§ **Problem to work on**
All of the lines below are to be transcribed faithfully, with pictures excluded from the copy.

━━ Records supplied

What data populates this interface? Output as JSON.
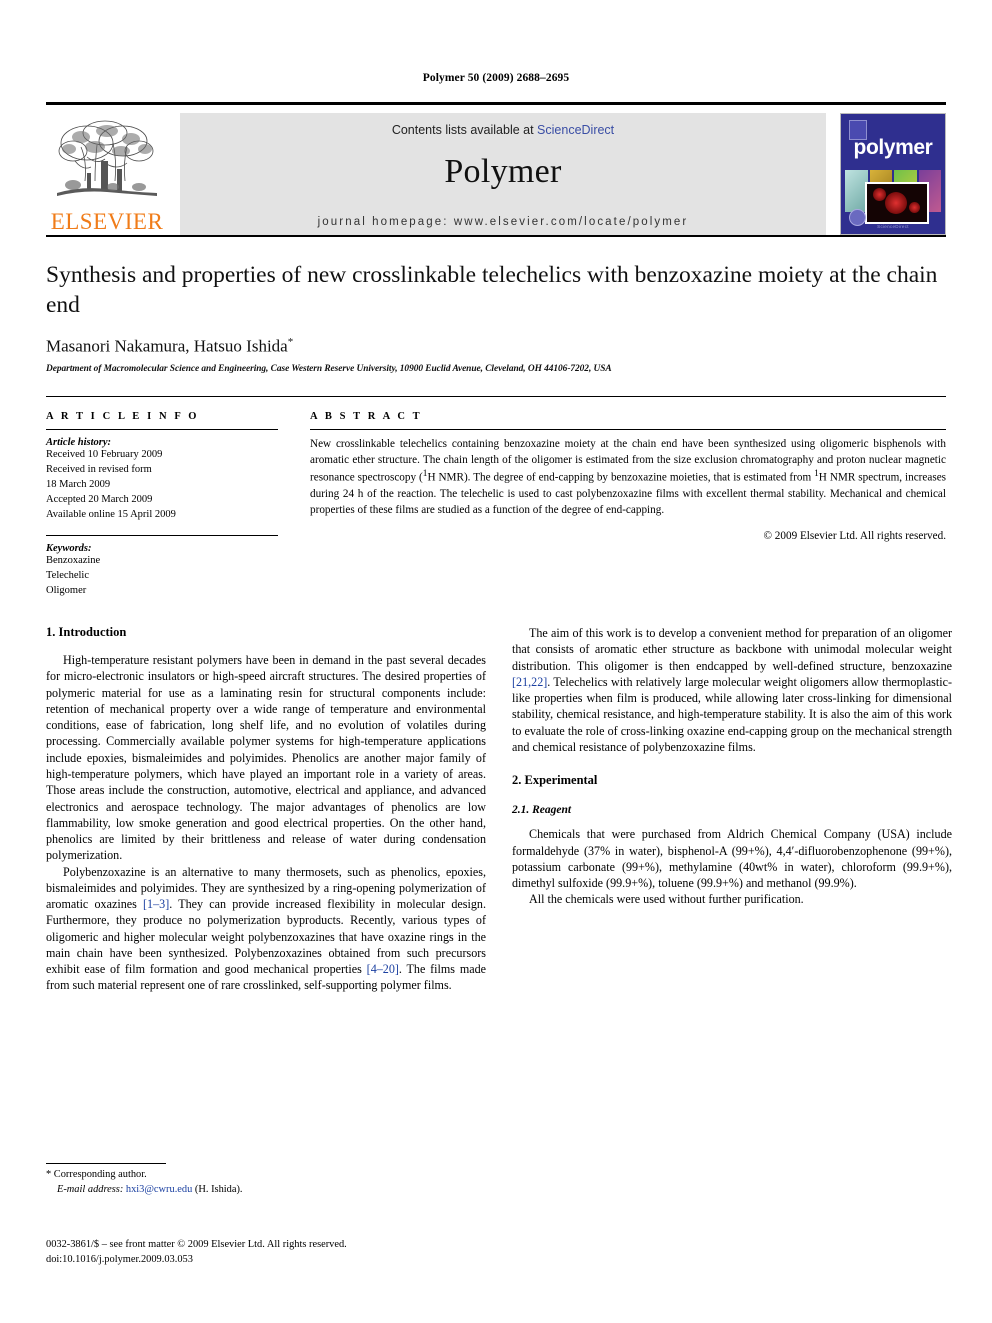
{
  "running_head": "Polymer 50 (2009) 2688–2695",
  "banner": {
    "publisher_name": "ELSEVIER",
    "contents_prefix": "Contents lists available at ",
    "sciencedirect": "ScienceDirect",
    "journal_name": "Polymer",
    "homepage": "journal homepage: www.elsevier.com/locate/polymer",
    "cover_title": "polymer",
    "cover_footer": "ScienceDirect",
    "accent_orange": "#F07C19",
    "link_blue": "#3a4ea5",
    "cover_blue": "#2f2f8f"
  },
  "article": {
    "title": "Synthesis and properties of new crosslinkable telechelics with benzoxazine moiety at the chain end",
    "authors": "Masanori Nakamura, Hatsuo Ishida",
    "author_note_mark": "*",
    "affiliation": "Department of Macromolecular Science and Engineering, Case Western Reserve University, 10900 Euclid Avenue, Cleveland, OH 44106-7202, USA"
  },
  "article_info": {
    "heading": "A R T I C L E   I N F O",
    "history_label": "Article history:",
    "history": [
      "Received 10 February 2009",
      "Received in revised form",
      "18 March 2009",
      "Accepted 20 March 2009",
      "Available online 15 April 2009"
    ],
    "keywords_label": "Keywords:",
    "keywords": [
      "Benzoxazine",
      "Telechelic",
      "Oligomer"
    ]
  },
  "abstract": {
    "heading": "A B S T R A C T",
    "body": "New crosslinkable telechelics containing benzoxazine moiety at the chain end have been synthesized using oligomeric bisphenols with aromatic ether structure. The chain length of the oligomer is estimated from the size exclusion chromatography and proton nuclear magnetic resonance spectroscopy (1H NMR). The degree of end-capping by benzoxazine moieties, that is estimated from 1H NMR spectrum, increases during 24 h of the reaction. The telechelic is used to cast polybenzoxazine films with excellent thermal stability. Mechanical and chemical properties of these films are studied as a function of the degree of end-capping.",
    "copyright": "© 2009 Elsevier Ltd. All rights reserved."
  },
  "sections": {
    "introduction_heading": "1. Introduction",
    "intro_p1": "High-temperature resistant polymers have been in demand in the past several decades for micro-electronic insulators or high-speed aircraft structures. The desired properties of polymeric material for use as a laminating resin for structural components include: retention of mechanical property over a wide range of temperature and environmental conditions, ease of fabrication, long shelf life, and no evolution of volatiles during processing. Commercially available polymer systems for high-temperature applications include epoxies, bismaleimides and polyimides. Phenolics are another major family of high-temperature polymers, which have played an important role in a variety of areas. Those areas include the construction, automotive, electrical and appliance, and advanced electronics and aerospace technology. The major advantages of phenolics are low flammability, low smoke generation and good electrical properties. On the other hand, phenolics are limited by their brittleness and release of water during condensation polymerization.",
    "intro_p2_a": "Polybenzoxazine is an alternative to many thermosets, such as phenolics, epoxies, bismaleimides and polyimides. They are synthesized by a ring-opening polymerization of aromatic oxazines ",
    "intro_p2_ref1": "[1–3]",
    "intro_p2_b": ". They can provide increased flexibility in molecular design. Furthermore, they produce no polymerization byproducts. Recently, various types of oligomeric and higher molecular weight polybenzoxazines that have oxazine rings in the main chain have been synthesized. Polybenzoxazines obtained from such precursors exhibit ease of film formation and good mechanical properties ",
    "intro_p2_ref2": "[4–20]",
    "intro_p2_c": ". The films made from such material represent one of rare crosslinked, self-supporting polymer films.",
    "intro_p3_a": "The aim of this work is to develop a convenient method for preparation of an oligomer that consists of aromatic ether structure as backbone with unimodal molecular weight distribution. This oligomer is then endcapped by well-defined structure, benzoxazine ",
    "intro_p3_ref": "[21,22]",
    "intro_p3_b": ". Telechelics with relatively large molecular weight oligomers allow thermoplastic-like properties when film is produced, while allowing later cross-linking for dimensional stability, chemical resistance, and high-temperature stability. It is also the aim of this work to evaluate the role of cross-linking oxazine end-capping group on the mechanical strength and chemical resistance of polybenzoxazine films.",
    "experimental_heading": "2. Experimental",
    "reagent_heading": "2.1. Reagent",
    "reagent_p1": "Chemicals that were purchased from Aldrich Chemical Company (USA) include formaldehyde (37% in water), bisphenol-A (99+%), 4,4′-difluorobenzophenone (99+%), potassium carbonate (99+%), methylamine (40wt% in water), chloroform (99.9+%), dimethyl sulfoxide (99.9+%), toluene (99.9+%) and methanol (99.9%).",
    "reagent_p2": "All the chemicals were used without further purification."
  },
  "footnote": {
    "corresponding": "* Corresponding author.",
    "email_label": "E-mail address:",
    "email": "hxi3@cwru.edu",
    "email_suffix": "(H. Ishida)."
  },
  "bottom_matter": {
    "issn_line": "0032-3861/$ – see front matter © 2009 Elsevier Ltd. All rights reserved.",
    "doi_line": "doi:10.1016/j.polymer.2009.03.053"
  }
}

━━━━

§ **Result for this task**
What data populates this interface? Output as JSON.
{
  "running_head": "Polymer 50 (2009) 2688–2695",
  "banner": {
    "publisher_name": "ELSEVIER",
    "contents_prefix": "Contents lists available at ",
    "sciencedirect": "ScienceDirect",
    "journal_name": "Polymer",
    "homepage": "journal homepage: www.elsevier.com/locate/polymer",
    "cover_title": "polymer",
    "cover_footer": "ScienceDirect",
    "accent_orange": "#F07C19",
    "link_blue": "#3a4ea5",
    "cover_blue": "#2f2f8f"
  },
  "article": {
    "title": "Synthesis and properties of new crosslinkable telechelics with benzoxazine moiety at the chain end",
    "authors": "Masanori Nakamura, Hatsuo Ishida",
    "author_note_mark": "*",
    "affiliation": "Department of Macromolecular Science and Engineering, Case Western Reserve University, 10900 Euclid Avenue, Cleveland, OH 44106-7202, USA"
  },
  "article_info": {
    "heading": "A R T I C L E   I N F O",
    "history_label": "Article history:",
    "history": [
      "Received 10 February 2009",
      "Received in revised form",
      "18 March 2009",
      "Accepted 20 March 2009",
      "Available online 15 April 2009"
    ],
    "keywords_label": "Keywords:",
    "keywords": [
      "Benzoxazine",
      "Telechelic",
      "Oligomer"
    ]
  },
  "abstract": {
    "heading": "A B S T R A C T",
    "body": "New crosslinkable telechelics containing benzoxazine moiety at the chain end have been synthesized using oligomeric bisphenols with aromatic ether structure. The chain length of the oligomer is estimated from the size exclusion chromatography and proton nuclear magnetic resonance spectroscopy (1H NMR). The degree of end-capping by benzoxazine moieties, that is estimated from 1H NMR spectrum, increases during 24 h of the reaction. The telechelic is used to cast polybenzoxazine films with excellent thermal stability. Mechanical and chemical properties of these films are studied as a function of the degree of end-capping.",
    "copyright": "© 2009 Elsevier Ltd. All rights reserved."
  },
  "sections": {
    "introduction_heading": "1. Introduction",
    "intro_p1": "High-temperature resistant polymers have been in demand in the past several decades for micro-electronic insulators or high-speed aircraft structures. The desired properties of polymeric material for use as a laminating resin for structural components include: retention of mechanical property over a wide range of temperature and environmental conditions, ease of fabrication, long shelf life, and no evolution of volatiles during processing. Commercially available polymer systems for high-temperature applications include epoxies, bismaleimides and polyimides. Phenolics are another major family of high-temperature polymers, which have played an important role in a variety of areas. Those areas include the construction, automotive, electrical and appliance, and advanced electronics and aerospace technology. The major advantages of phenolics are low flammability, low smoke generation and good electrical properties. On the other hand, phenolics are limited by their brittleness and release of water during condensation polymerization.",
    "intro_p2_a": "Polybenzoxazine is an alternative to many thermosets, such as phenolics, epoxies, bismaleimides and polyimides. They are synthesized by a ring-opening polymerization of aromatic oxazines ",
    "intro_p2_ref1": "[1–3]",
    "intro_p2_b": ". They can provide increased flexibility in molecular design. Furthermore, they produce no polymerization byproducts. Recently, various types of oligomeric and higher molecular weight polybenzoxazines that have oxazine rings in the main chain have been synthesized. Polybenzoxazines obtained from such precursors exhibit ease of film formation and good mechanical properties ",
    "intro_p2_ref2": "[4–20]",
    "intro_p2_c": ". The films made from such material represent one of rare crosslinked, self-supporting polymer films.",
    "intro_p3_a": "The aim of this work is to develop a convenient method for preparation of an oligomer that consists of aromatic ether structure as backbone with unimodal molecular weight distribution. This oligomer is then endcapped by well-defined structure, benzoxazine ",
    "intro_p3_ref": "[21,22]",
    "intro_p3_b": ". Telechelics with relatively large molecular weight oligomers allow thermoplastic-like properties when film is produced, while allowing later cross-linking for dimensional stability, chemical resistance, and high-temperature stability. It is also the aim of this work to evaluate the role of cross-linking oxazine end-capping group on the mechanical strength and chemical resistance of polybenzoxazine films.",
    "experimental_heading": "2. Experimental",
    "reagent_heading": "2.1. Reagent",
    "reagent_p1": "Chemicals that were purchased from Aldrich Chemical Company (USA) include formaldehyde (37% in water), bisphenol-A (99+%), 4,4′-difluorobenzophenone (99+%), potassium carbonate (99+%), methylamine (40wt% in water), chloroform (99.9+%), dimethyl sulfoxide (99.9+%), toluene (99.9+%) and methanol (99.9%).",
    "reagent_p2": "All the chemicals were used without further purification."
  },
  "footnote": {
    "corresponding": "* Corresponding author.",
    "email_label": "E-mail address:",
    "email": "hxi3@cwru.edu",
    "email_suffix": "(H. Ishida)."
  },
  "bottom_matter": {
    "issn_line": "0032-3861/$ – see front matter © 2009 Elsevier Ltd. All rights reserved.",
    "doi_line": "doi:10.1016/j.polymer.2009.03.053"
  }
}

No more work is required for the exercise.